**JOB**
Find every line in the records below that holds the word "JSON" and copy it.

■ ■ ■ ■

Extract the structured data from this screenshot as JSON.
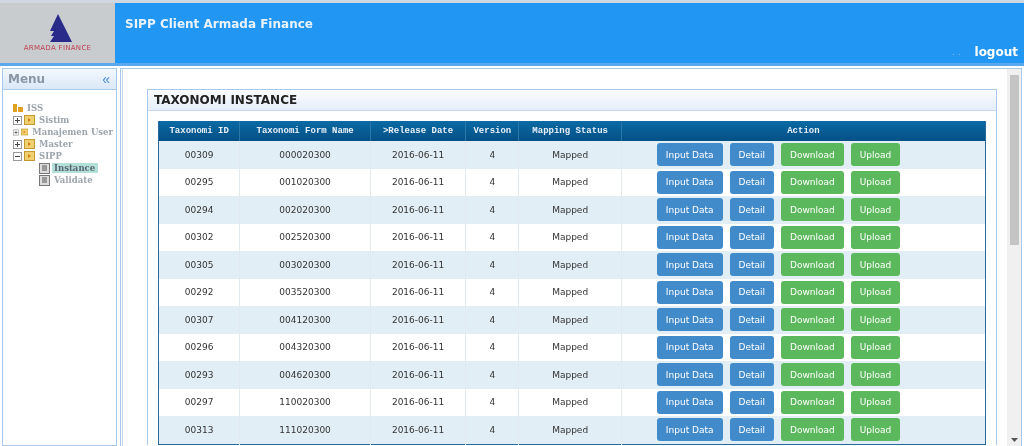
{
  "header": {
    "logo_text": "ARMADA FINANCE",
    "title": "SIPP Client Armada Finance",
    "user": ". .",
    "logout": "logout"
  },
  "sidebar": {
    "title": "Menu",
    "collapse": "«",
    "tree": [
      {
        "label": "ISS",
        "kind": "root",
        "children": [
          {
            "label": "Sistim",
            "kind": "folder",
            "expanded": false,
            "selected": false
          },
          {
            "label": "Manajemen User",
            "kind": "folder",
            "expanded": false,
            "selected": false
          },
          {
            "label": "Master",
            "kind": "folder",
            "expanded": false,
            "selected": false
          },
          {
            "label": "SIPP",
            "kind": "folder",
            "expanded": true,
            "selected": false,
            "children": [
              {
                "label": "Instance",
                "kind": "page",
                "selected": true
              },
              {
                "label": "Validate",
                "kind": "page",
                "selected": false
              }
            ]
          }
        ]
      }
    ]
  },
  "panel": {
    "title": "TAXONOMI INSTANCE"
  },
  "table": {
    "columns": [
      "Taxonomi ID",
      "Taxonomi Form Name",
      ">Release Date",
      "Version",
      "Mapping Status",
      "Action"
    ],
    "rows": [
      {
        "cells": [
          "00309",
          "000020300",
          "2016-06-11",
          "4",
          "Mapped"
        ],
        "actions": [
          {
            "label": "Input Data",
            "kind": "primary"
          },
          {
            "label": "Detail",
            "kind": "primary"
          },
          {
            "label": "Download",
            "kind": "success"
          },
          {
            "label": "Upload",
            "kind": "success"
          }
        ]
      },
      {
        "cells": [
          "00295",
          "001020300",
          "2016-06-11",
          "4",
          "Mapped"
        ],
        "actions": [
          {
            "label": "Input Data",
            "kind": "primary"
          },
          {
            "label": "Detail",
            "kind": "primary"
          },
          {
            "label": "Download",
            "kind": "success"
          },
          {
            "label": "Upload",
            "kind": "success"
          }
        ]
      },
      {
        "cells": [
          "00294",
          "002020300",
          "2016-06-11",
          "4",
          "Mapped"
        ],
        "actions": [
          {
            "label": "Input Data",
            "kind": "primary"
          },
          {
            "label": "Detail",
            "kind": "primary"
          },
          {
            "label": "Download",
            "kind": "success"
          },
          {
            "label": "Upload",
            "kind": "success"
          }
        ]
      },
      {
        "cells": [
          "00302",
          "002520300",
          "2016-06-11",
          "4",
          "Mapped"
        ],
        "actions": [
          {
            "label": "Input Data",
            "kind": "primary"
          },
          {
            "label": "Detail",
            "kind": "primary"
          },
          {
            "label": "Download",
            "kind": "success"
          },
          {
            "label": "Upload",
            "kind": "success"
          }
        ]
      },
      {
        "cells": [
          "00305",
          "003020300",
          "2016-06-11",
          "4",
          "Mapped"
        ],
        "actions": [
          {
            "label": "Input Data",
            "kind": "primary"
          },
          {
            "label": "Detail",
            "kind": "primary"
          },
          {
            "label": "Download",
            "kind": "success"
          },
          {
            "label": "Upload",
            "kind": "success"
          }
        ]
      },
      {
        "cells": [
          "00292",
          "003520300",
          "2016-06-11",
          "4",
          "Mapped"
        ],
        "actions": [
          {
            "label": "Input Data",
            "kind": "primary"
          },
          {
            "label": "Detail",
            "kind": "primary"
          },
          {
            "label": "Download",
            "kind": "success"
          },
          {
            "label": "Upload",
            "kind": "success"
          }
        ]
      },
      {
        "cells": [
          "00307",
          "004120300",
          "2016-06-11",
          "4",
          "Mapped"
        ],
        "actions": [
          {
            "label": "Input Data",
            "kind": "primary"
          },
          {
            "label": "Detail",
            "kind": "primary"
          },
          {
            "label": "Download",
            "kind": "success"
          },
          {
            "label": "Upload",
            "kind": "success"
          }
        ]
      },
      {
        "cells": [
          "00296",
          "004320300",
          "2016-06-11",
          "4",
          "Mapped"
        ],
        "actions": [
          {
            "label": "Input Data",
            "kind": "primary"
          },
          {
            "label": "Detail",
            "kind": "primary"
          },
          {
            "label": "Download",
            "kind": "success"
          },
          {
            "label": "Upload",
            "kind": "success"
          }
        ]
      },
      {
        "cells": [
          "00293",
          "004620300",
          "2016-06-11",
          "4",
          "Mapped"
        ],
        "actions": [
          {
            "label": "Input Data",
            "kind": "primary"
          },
          {
            "label": "Detail",
            "kind": "primary"
          },
          {
            "label": "Download",
            "kind": "success"
          },
          {
            "label": "Upload",
            "kind": "success"
          }
        ]
      },
      {
        "cells": [
          "00297",
          "110020300",
          "2016-06-11",
          "4",
          "Mapped"
        ],
        "actions": [
          {
            "label": "Input Data",
            "kind": "primary"
          },
          {
            "label": "Detail",
            "kind": "primary"
          },
          {
            "label": "Download",
            "kind": "success"
          },
          {
            "label": "Upload",
            "kind": "success"
          }
        ]
      },
      {
        "cells": [
          "00313",
          "111020300",
          "2016-06-11",
          "4",
          "Mapped"
        ],
        "actions": [
          {
            "label": "Input Data",
            "kind": "primary"
          },
          {
            "label": "Detail",
            "kind": "primary"
          },
          {
            "label": "Download",
            "kind": "success"
          },
          {
            "label": "Upload",
            "kind": "success"
          }
        ]
      }
    ]
  }
}
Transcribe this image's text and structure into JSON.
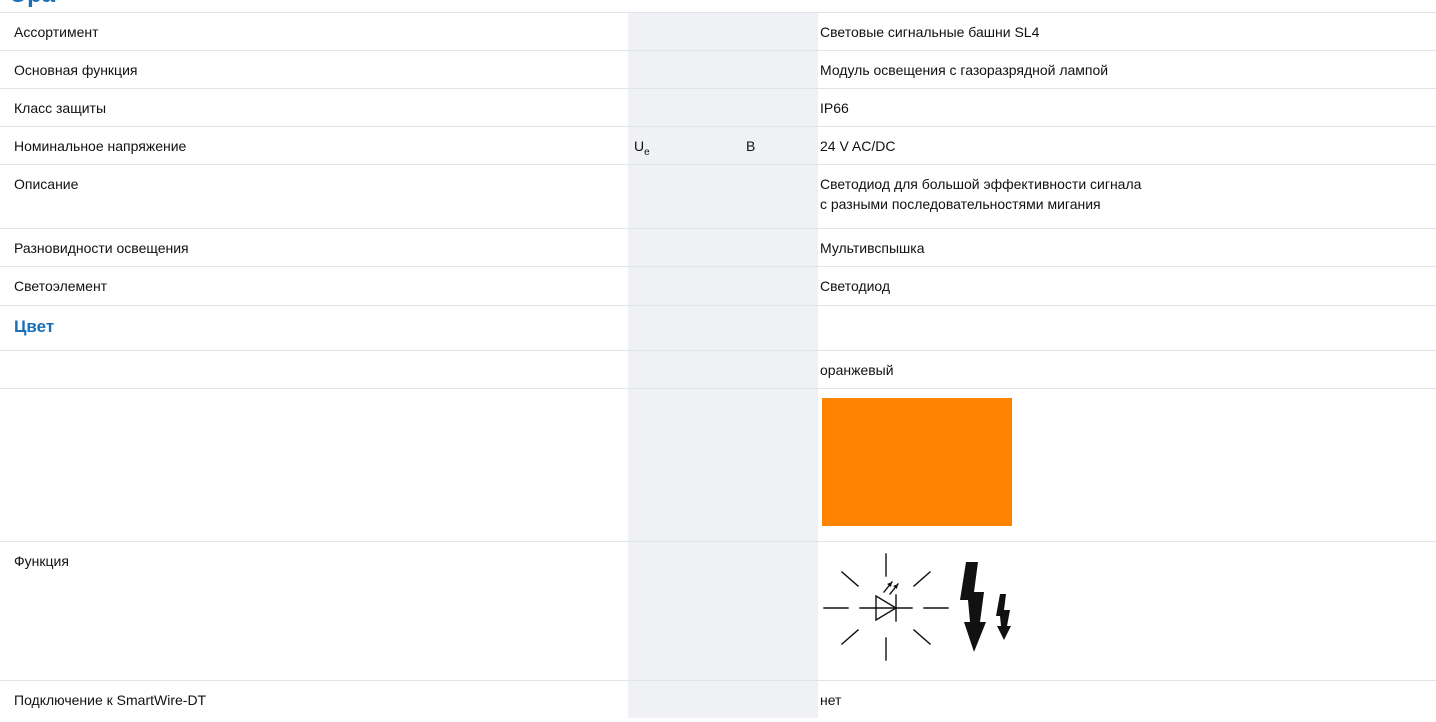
{
  "heading": {
    "text": "Эра"
  },
  "rows": {
    "assortment": {
      "label": "Ассортимент",
      "value": "Световые сигнальные башни SL4"
    },
    "main_function": {
      "label": "Основная функция",
      "value": "Модуль освещения с газоразрядной лампой"
    },
    "protection_class": {
      "label": "Класс защиты",
      "value": "IP66"
    },
    "rated_voltage": {
      "label": "Номинальное напряжение",
      "symbol": "U",
      "symbol_sub": "e",
      "unit": "В",
      "value": "24 V AC/DC"
    },
    "description": {
      "label": "Описание",
      "value_line1": "Светодиод для большой эффективности сигнала",
      "value_line2": "с разными последовательностями мигания"
    },
    "lighting_types": {
      "label": "Разновидности освещения",
      "value": "Мультивспышка"
    },
    "light_element": {
      "label": "Светоэлемент",
      "value": "Светодиод"
    },
    "color_section": {
      "title": "Цвет"
    },
    "color": {
      "value": "оранжевый",
      "swatch_color": "#ff8200"
    },
    "function": {
      "label": "Функция",
      "icon": "flashing-led-multiflash-icon"
    },
    "smartwire": {
      "label": "Подключение к SmartWire-DT",
      "value": "нет"
    }
  }
}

■ ■ ■ ■

**EXERCISE SOLUTION**
Extract the structured data from this screenshot as JSON.
Transcribe this image's text and structure into JSON.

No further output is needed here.